Request. Copy out every line of the listing below word for word, with no changes.

[Records from a data source]
•••••

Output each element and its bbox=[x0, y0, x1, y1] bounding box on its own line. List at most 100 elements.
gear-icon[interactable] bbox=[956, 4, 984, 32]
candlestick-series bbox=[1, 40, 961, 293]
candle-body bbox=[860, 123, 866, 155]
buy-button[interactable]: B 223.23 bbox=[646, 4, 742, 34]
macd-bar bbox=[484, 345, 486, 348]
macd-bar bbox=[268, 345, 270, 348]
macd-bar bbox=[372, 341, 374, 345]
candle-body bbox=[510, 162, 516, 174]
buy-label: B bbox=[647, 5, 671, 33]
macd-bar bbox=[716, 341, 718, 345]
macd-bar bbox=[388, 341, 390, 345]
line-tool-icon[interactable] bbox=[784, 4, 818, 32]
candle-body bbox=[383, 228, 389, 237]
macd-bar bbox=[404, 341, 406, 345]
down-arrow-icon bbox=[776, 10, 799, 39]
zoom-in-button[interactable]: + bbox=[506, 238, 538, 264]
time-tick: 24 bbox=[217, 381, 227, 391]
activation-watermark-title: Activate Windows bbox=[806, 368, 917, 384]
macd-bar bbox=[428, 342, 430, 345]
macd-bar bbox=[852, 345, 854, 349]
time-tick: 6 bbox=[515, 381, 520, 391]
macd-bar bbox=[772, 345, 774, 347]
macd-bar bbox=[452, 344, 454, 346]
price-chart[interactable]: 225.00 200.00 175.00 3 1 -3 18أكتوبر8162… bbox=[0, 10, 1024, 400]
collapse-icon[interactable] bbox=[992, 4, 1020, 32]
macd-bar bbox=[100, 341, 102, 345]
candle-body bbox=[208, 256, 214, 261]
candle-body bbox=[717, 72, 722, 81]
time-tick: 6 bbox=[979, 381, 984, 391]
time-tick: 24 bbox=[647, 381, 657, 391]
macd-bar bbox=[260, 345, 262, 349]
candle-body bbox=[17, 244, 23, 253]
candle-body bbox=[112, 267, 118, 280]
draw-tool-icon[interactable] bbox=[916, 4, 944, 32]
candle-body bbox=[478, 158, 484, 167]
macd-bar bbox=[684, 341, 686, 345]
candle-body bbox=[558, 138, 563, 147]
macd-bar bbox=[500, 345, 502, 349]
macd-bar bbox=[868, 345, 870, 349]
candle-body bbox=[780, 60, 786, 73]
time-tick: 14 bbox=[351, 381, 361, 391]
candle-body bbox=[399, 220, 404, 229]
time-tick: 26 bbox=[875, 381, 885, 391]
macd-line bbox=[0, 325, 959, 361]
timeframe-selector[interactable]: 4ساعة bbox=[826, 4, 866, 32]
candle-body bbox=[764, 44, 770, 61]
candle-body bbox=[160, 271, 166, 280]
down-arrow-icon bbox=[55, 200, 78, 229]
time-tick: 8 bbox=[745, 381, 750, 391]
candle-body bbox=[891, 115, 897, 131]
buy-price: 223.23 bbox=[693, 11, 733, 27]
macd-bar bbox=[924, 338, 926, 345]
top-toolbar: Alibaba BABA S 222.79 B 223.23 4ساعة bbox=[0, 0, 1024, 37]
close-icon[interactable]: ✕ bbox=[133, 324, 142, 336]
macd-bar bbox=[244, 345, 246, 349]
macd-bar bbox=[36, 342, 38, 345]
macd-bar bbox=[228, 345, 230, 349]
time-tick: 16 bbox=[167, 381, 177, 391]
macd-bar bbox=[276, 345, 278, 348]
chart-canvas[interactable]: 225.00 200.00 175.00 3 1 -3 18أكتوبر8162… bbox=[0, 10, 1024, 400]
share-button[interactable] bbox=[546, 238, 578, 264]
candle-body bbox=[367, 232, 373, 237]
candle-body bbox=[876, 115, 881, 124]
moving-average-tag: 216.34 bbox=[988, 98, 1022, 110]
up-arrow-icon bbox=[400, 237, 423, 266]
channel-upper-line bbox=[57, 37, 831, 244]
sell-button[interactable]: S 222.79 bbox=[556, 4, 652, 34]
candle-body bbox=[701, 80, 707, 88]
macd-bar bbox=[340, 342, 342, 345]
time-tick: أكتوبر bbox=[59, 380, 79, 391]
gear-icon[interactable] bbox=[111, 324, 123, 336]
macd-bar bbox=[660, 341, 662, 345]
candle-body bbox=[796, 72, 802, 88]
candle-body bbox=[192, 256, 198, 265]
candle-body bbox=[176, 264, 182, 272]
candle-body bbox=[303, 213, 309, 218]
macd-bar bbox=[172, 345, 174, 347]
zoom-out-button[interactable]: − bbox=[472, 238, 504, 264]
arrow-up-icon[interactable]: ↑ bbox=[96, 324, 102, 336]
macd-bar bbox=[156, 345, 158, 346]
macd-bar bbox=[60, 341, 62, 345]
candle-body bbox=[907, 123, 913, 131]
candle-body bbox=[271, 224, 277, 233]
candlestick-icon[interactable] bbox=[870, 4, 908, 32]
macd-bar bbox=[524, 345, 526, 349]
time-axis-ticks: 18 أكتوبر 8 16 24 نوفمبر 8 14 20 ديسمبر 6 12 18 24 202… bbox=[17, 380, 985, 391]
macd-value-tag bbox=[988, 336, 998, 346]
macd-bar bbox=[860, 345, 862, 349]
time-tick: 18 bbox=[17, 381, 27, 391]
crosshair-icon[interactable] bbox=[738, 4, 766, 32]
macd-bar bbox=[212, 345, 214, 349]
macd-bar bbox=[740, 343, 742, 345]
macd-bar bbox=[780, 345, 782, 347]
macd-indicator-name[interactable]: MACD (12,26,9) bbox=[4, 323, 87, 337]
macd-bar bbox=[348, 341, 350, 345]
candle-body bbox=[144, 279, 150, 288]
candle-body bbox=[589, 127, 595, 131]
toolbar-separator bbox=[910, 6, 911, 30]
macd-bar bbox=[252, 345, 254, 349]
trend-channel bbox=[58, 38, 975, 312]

•••••

Output for this task.
Output each element and its bbox=[x0, y0, x1, y1] bounding box on its own line. List at most 100 elements.
gear-icon[interactable] bbox=[956, 4, 984, 32]
candlestick-series bbox=[1, 40, 961, 293]
candle-body bbox=[860, 123, 866, 155]
buy-button[interactable]: B 223.23 bbox=[646, 4, 742, 34]
macd-bar bbox=[484, 345, 486, 348]
macd-bar bbox=[268, 345, 270, 348]
macd-bar bbox=[372, 341, 374, 345]
candle-body bbox=[510, 162, 516, 174]
buy-label: B bbox=[647, 5, 671, 33]
macd-bar bbox=[716, 341, 718, 345]
macd-bar bbox=[388, 341, 390, 345]
line-tool-icon[interactable] bbox=[784, 4, 818, 32]
candle-body bbox=[383, 228, 389, 237]
macd-bar bbox=[404, 341, 406, 345]
down-arrow-icon bbox=[776, 10, 799, 39]
zoom-in-button[interactable]: + bbox=[506, 238, 538, 264]
time-tick: 24 bbox=[217, 381, 227, 391]
activation-watermark-title: Activate Windows bbox=[806, 368, 917, 384]
macd-bar bbox=[428, 342, 430, 345]
macd-bar bbox=[852, 345, 854, 349]
time-tick: 6 bbox=[515, 381, 520, 391]
macd-bar bbox=[772, 345, 774, 347]
macd-bar bbox=[452, 344, 454, 346]
price-chart[interactable]: 225.00 200.00 175.00 3 1 -3 18أكتوبر8162… bbox=[0, 10, 1024, 400]
collapse-icon[interactable] bbox=[992, 4, 1020, 32]
macd-bar bbox=[100, 341, 102, 345]
candle-body bbox=[208, 256, 214, 261]
candle-body bbox=[717, 72, 722, 81]
time-tick: 6 bbox=[979, 381, 984, 391]
time-tick: 24 bbox=[647, 381, 657, 391]
macd-bar bbox=[260, 345, 262, 349]
candle-body bbox=[17, 244, 23, 253]
candle-body bbox=[112, 267, 118, 280]
draw-tool-icon[interactable] bbox=[916, 4, 944, 32]
candle-body bbox=[478, 158, 484, 167]
macd-bar bbox=[684, 341, 686, 345]
candle-body bbox=[558, 138, 563, 147]
macd-bar bbox=[500, 345, 502, 349]
macd-bar bbox=[868, 345, 870, 349]
candle-body bbox=[780, 60, 786, 73]
time-tick: 14 bbox=[351, 381, 361, 391]
candle-body bbox=[399, 220, 404, 229]
time-tick: 26 bbox=[875, 381, 885, 391]
macd-line bbox=[0, 325, 959, 361]
timeframe-selector[interactable]: 4ساعة bbox=[826, 4, 866, 32]
candle-body bbox=[764, 44, 770, 61]
candle-body bbox=[160, 271, 166, 280]
down-arrow-icon bbox=[55, 200, 78, 229]
time-tick: 8 bbox=[745, 381, 750, 391]
candle-body bbox=[891, 115, 897, 131]
buy-price: 223.23 bbox=[693, 11, 733, 27]
macd-bar bbox=[924, 338, 926, 345]
top-toolbar: Alibaba BABA S 222.79 B 223.23 4ساعة bbox=[0, 0, 1024, 37]
close-icon[interactable]: ✕ bbox=[133, 324, 142, 336]
macd-bar bbox=[244, 345, 246, 349]
macd-bar bbox=[36, 342, 38, 345]
macd-bar bbox=[228, 345, 230, 349]
time-tick: 16 bbox=[167, 381, 177, 391]
macd-bar bbox=[276, 345, 278, 348]
chart-canvas[interactable]: 225.00 200.00 175.00 3 1 -3 18أكتوبر8162… bbox=[0, 10, 1024, 400]
share-button[interactable] bbox=[546, 238, 578, 264]
candle-body bbox=[367, 232, 373, 237]
candle-body bbox=[876, 115, 881, 124]
moving-average-tag: 216.34 bbox=[988, 98, 1022, 110]
up-arrow-icon bbox=[400, 237, 423, 266]
channel-upper-line bbox=[57, 37, 831, 244]
sell-button[interactable]: S 222.79 bbox=[556, 4, 652, 34]
candle-body bbox=[701, 80, 707, 88]
macd-bar bbox=[340, 342, 342, 345]
time-tick: أكتوبر bbox=[59, 380, 79, 391]
gear-icon[interactable] bbox=[111, 324, 123, 336]
macd-bar bbox=[660, 341, 662, 345]
candle-body bbox=[796, 72, 802, 88]
candle-body bbox=[192, 256, 198, 265]
candle-body bbox=[176, 264, 182, 272]
candle-body bbox=[303, 213, 309, 218]
macd-bar bbox=[172, 345, 174, 347]
zoom-out-button[interactable]: − bbox=[472, 238, 504, 264]
arrow-up-icon[interactable]: ↑ bbox=[96, 324, 102, 336]
macd-bar bbox=[156, 345, 158, 346]
macd-bar bbox=[60, 341, 62, 345]
candle-body bbox=[907, 123, 913, 131]
candle-body bbox=[271, 224, 277, 233]
candlestick-icon[interactable] bbox=[870, 4, 908, 32]
macd-bar bbox=[524, 345, 526, 349]
time-axis-ticks: 18 أكتوبر 8 16 24 نوفمبر 8 14 20 ديسمبر 6 12 18 24 202… bbox=[17, 380, 985, 391]
macd-value-tag bbox=[988, 336, 998, 346]
macd-bar bbox=[860, 345, 862, 349]
time-tick: 18 bbox=[17, 381, 27, 391]
crosshair-icon[interactable] bbox=[738, 4, 766, 32]
macd-bar bbox=[212, 345, 214, 349]
macd-bar bbox=[740, 343, 742, 345]
macd-bar bbox=[780, 345, 782, 347]
macd-indicator-name[interactable]: MACD (12,26,9) bbox=[4, 323, 87, 337]
macd-bar bbox=[348, 341, 350, 345]
candle-body bbox=[144, 279, 150, 288]
candle-body bbox=[589, 127, 595, 131]
toolbar-separator bbox=[910, 6, 911, 30]
macd-bar bbox=[252, 345, 254, 349]
trend-channel bbox=[58, 38, 975, 312]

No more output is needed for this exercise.